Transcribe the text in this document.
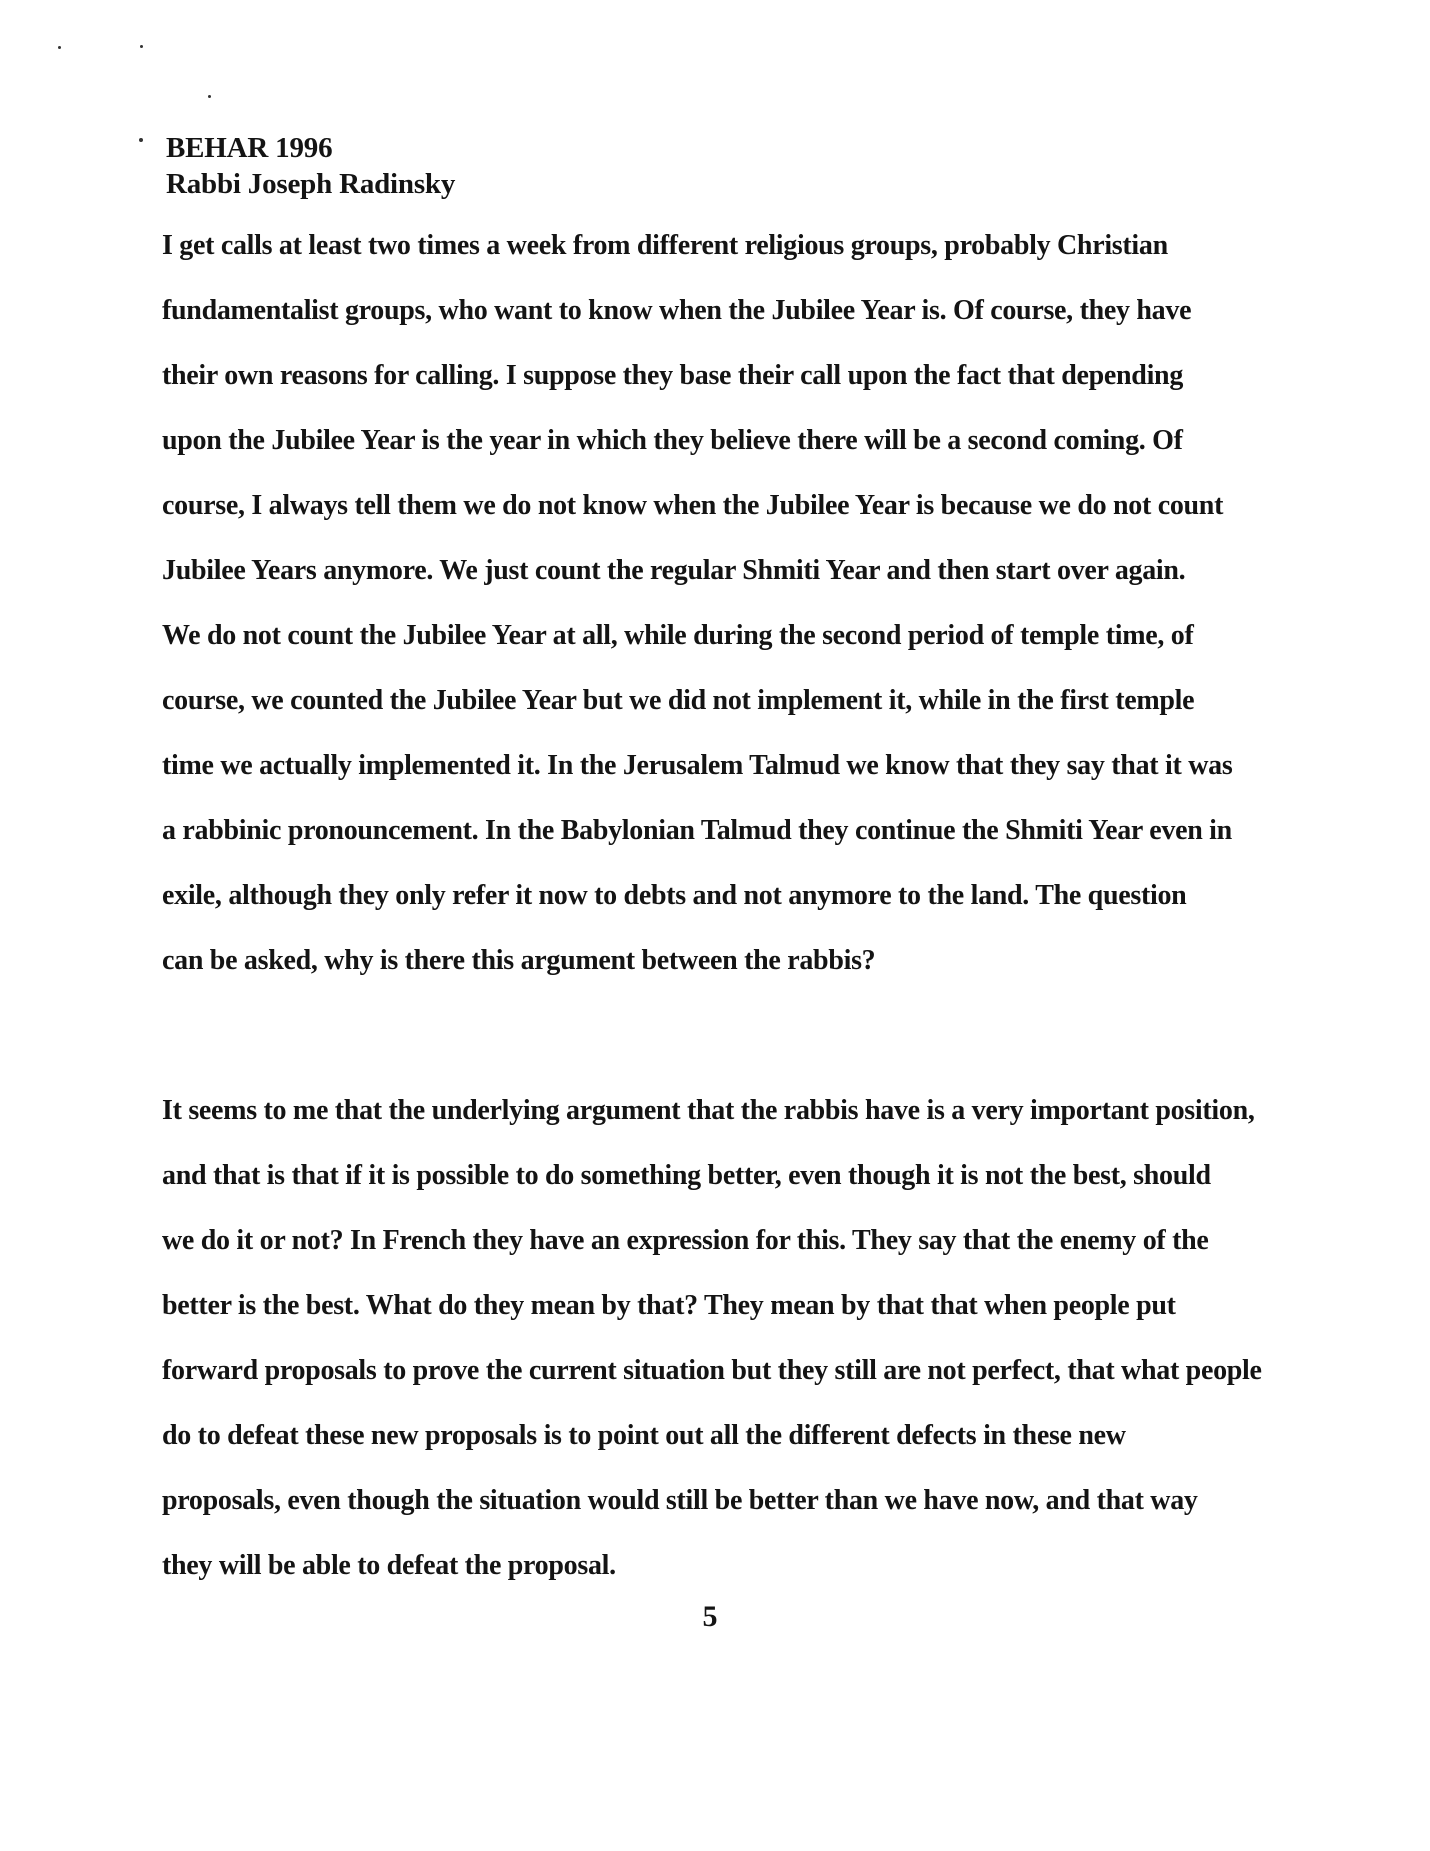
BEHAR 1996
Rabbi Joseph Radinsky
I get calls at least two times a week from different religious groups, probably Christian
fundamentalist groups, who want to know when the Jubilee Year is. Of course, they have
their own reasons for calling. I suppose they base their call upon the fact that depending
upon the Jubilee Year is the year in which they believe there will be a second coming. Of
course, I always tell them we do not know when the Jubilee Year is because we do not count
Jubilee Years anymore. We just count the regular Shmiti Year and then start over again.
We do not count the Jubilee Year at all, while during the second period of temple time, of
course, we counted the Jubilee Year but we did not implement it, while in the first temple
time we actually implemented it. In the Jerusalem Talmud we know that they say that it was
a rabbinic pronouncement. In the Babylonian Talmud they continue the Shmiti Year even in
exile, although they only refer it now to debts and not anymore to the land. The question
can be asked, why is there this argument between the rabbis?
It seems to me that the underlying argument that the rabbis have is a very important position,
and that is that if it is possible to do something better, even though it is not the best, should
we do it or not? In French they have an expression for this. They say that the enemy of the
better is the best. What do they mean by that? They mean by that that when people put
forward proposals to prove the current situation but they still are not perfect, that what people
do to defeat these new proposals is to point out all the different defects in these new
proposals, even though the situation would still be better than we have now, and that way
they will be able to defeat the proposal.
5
+++
• [AIM]
Using the entries above, return each line that includes the word "second".

• [REPLY TO THE TASK]
upon the Jubilee Year is the year in which they believe there will be a second coming. Of
We do not count the Jubilee Year at all, while during the second period of temple time, of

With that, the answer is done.